— begin Provided data —
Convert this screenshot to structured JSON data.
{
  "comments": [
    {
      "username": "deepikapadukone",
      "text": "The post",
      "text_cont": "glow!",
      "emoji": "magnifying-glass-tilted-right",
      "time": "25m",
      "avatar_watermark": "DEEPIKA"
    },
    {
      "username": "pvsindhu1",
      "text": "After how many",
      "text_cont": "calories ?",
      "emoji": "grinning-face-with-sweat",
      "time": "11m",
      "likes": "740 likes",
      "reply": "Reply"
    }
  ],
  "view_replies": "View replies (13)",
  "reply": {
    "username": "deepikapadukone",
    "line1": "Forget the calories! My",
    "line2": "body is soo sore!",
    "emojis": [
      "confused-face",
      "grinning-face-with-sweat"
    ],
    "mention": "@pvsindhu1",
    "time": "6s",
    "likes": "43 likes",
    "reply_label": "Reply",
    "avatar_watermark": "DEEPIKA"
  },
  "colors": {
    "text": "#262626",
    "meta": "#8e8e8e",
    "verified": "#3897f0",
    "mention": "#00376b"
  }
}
— end Provided data —
- Description of the task
Take the entries above and transcribe them in full.

- Answer below
Convert this screenshot to structured JSON data.
{
  "comments": [
    {
      "username": "deepikapadukone",
      "text": "The post",
      "text_cont": "glow!",
      "emoji": "magnifying-glass-tilted-right",
      "time": "25m",
      "avatar_watermark": "DEEPIKA"
    },
    {
      "username": "pvsindhu1",
      "text": "After how many",
      "text_cont": "calories ?",
      "emoji": "grinning-face-with-sweat",
      "time": "11m",
      "likes": "740 likes",
      "reply": "Reply"
    }
  ],
  "view_replies": "View replies (13)",
  "reply": {
    "username": "deepikapadukone",
    "line1": "Forget the calories! My",
    "line2": "body is soo sore!",
    "emojis": [
      "confused-face",
      "grinning-face-with-sweat"
    ],
    "mention": "@pvsindhu1",
    "time": "6s",
    "likes": "43 likes",
    "reply_label": "Reply",
    "avatar_watermark": "DEEPIKA"
  },
  "colors": {
    "text": "#262626",
    "meta": "#8e8e8e",
    "verified": "#3897f0",
    "mention": "#00376b"
  }
}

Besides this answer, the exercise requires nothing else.